_THE PROBLEM_: How many of the lines that follow contain the word "অবনত"? Give only the number.

_GIVEN RECORDS_:
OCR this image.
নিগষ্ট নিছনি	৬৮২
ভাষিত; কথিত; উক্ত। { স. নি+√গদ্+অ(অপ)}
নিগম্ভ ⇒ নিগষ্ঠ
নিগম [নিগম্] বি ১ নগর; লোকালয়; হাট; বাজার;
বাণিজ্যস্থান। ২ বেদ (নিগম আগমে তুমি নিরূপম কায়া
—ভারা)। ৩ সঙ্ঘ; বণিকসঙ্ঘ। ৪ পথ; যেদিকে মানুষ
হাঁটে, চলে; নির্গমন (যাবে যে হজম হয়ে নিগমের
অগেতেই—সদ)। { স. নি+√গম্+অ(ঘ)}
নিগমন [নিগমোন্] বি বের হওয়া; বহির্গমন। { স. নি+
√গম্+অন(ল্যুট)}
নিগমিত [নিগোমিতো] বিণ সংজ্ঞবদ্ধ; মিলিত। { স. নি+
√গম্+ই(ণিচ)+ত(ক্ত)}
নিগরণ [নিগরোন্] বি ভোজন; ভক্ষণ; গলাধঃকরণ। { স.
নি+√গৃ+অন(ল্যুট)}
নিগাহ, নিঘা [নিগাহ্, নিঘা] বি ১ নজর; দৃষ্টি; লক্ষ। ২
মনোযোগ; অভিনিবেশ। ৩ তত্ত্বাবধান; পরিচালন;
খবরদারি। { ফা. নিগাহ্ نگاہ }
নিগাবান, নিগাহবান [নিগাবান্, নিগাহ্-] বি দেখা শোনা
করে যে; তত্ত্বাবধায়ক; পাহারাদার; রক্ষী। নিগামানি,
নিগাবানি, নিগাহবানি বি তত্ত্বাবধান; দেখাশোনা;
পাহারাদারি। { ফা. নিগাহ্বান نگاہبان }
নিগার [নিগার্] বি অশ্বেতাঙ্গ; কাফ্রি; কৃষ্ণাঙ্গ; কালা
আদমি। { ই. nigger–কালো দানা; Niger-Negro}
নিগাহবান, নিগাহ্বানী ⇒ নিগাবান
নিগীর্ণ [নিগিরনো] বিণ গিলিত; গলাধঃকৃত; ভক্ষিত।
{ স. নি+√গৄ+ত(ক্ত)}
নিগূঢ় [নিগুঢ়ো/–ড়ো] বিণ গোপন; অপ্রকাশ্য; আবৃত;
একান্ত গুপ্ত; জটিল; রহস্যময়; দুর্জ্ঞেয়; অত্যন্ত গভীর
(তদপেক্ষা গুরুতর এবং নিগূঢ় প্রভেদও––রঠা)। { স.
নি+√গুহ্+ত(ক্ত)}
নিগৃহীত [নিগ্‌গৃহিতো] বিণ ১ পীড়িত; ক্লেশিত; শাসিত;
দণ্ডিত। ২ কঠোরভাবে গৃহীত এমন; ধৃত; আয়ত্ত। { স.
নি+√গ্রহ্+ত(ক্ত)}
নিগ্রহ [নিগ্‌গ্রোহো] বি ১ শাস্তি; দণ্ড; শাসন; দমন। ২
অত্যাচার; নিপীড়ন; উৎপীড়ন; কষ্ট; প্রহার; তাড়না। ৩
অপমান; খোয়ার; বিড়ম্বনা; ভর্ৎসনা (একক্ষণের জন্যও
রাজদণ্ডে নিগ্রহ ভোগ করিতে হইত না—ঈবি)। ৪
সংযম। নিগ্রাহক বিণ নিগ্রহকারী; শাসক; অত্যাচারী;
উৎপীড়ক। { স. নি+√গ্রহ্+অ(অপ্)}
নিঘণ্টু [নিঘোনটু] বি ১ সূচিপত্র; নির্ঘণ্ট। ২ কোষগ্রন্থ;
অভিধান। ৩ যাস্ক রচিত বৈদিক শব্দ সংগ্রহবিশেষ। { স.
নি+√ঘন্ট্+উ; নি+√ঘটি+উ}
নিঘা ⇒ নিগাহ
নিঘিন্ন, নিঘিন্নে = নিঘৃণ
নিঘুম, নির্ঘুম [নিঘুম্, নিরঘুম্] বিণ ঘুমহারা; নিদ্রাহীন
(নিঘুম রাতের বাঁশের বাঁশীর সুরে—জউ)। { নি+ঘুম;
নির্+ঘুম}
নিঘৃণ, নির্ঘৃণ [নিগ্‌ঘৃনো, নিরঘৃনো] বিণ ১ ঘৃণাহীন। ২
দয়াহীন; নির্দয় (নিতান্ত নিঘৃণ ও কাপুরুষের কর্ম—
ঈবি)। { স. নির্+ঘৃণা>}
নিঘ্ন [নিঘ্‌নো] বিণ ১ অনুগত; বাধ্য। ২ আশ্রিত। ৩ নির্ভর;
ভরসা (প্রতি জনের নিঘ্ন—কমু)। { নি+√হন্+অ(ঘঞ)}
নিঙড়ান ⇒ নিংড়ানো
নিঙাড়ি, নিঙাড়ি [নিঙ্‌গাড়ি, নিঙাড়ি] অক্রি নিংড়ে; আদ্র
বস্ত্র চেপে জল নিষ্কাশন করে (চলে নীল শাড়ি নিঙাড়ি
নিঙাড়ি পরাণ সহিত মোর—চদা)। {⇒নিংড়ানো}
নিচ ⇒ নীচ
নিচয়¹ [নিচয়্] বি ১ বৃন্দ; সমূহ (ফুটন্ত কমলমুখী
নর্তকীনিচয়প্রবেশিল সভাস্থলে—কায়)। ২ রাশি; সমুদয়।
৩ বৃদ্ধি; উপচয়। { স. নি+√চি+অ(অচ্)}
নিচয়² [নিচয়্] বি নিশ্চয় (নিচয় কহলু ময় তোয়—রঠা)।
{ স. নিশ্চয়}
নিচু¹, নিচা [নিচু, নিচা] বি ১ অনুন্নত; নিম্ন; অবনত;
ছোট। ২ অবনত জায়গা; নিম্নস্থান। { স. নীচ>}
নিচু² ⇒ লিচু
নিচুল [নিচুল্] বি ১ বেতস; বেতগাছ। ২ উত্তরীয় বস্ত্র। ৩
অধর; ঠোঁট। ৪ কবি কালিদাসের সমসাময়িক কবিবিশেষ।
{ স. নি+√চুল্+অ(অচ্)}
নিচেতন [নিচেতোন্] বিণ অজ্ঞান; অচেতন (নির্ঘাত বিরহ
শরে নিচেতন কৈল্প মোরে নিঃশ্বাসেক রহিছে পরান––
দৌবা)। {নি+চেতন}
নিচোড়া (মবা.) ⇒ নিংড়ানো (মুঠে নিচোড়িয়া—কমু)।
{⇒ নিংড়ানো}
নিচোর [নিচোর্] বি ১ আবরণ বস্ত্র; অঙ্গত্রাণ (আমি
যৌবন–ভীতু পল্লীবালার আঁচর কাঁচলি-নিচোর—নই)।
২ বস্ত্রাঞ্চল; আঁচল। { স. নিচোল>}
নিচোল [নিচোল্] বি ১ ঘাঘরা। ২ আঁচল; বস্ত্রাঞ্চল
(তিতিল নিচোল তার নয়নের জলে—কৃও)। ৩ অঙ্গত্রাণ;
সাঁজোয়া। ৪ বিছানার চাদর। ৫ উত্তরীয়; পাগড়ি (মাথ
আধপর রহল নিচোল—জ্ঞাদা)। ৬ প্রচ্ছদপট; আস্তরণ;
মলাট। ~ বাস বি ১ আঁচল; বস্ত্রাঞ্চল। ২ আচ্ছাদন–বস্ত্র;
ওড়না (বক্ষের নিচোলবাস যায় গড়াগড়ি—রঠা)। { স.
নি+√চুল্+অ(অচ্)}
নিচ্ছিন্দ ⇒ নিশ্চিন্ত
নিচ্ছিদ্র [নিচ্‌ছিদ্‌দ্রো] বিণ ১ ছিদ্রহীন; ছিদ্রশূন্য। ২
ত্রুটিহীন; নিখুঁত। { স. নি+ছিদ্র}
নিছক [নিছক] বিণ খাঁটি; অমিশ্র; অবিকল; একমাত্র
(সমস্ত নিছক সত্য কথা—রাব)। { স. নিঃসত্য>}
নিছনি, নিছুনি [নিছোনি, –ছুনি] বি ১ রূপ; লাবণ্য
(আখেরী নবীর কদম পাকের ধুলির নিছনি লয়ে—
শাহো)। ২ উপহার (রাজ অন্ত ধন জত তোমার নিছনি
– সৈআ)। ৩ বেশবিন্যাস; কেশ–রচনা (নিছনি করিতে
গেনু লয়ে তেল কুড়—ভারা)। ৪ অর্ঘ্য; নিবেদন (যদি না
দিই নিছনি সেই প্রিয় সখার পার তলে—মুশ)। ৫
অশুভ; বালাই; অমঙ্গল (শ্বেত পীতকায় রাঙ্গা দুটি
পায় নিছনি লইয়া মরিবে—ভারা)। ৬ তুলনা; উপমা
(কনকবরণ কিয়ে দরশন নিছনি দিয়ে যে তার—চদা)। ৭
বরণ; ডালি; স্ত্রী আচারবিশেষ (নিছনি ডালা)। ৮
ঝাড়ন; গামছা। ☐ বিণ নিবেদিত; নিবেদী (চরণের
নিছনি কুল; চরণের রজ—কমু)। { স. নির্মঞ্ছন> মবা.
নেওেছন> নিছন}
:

_RESPONSE TO THIS TASK_: 2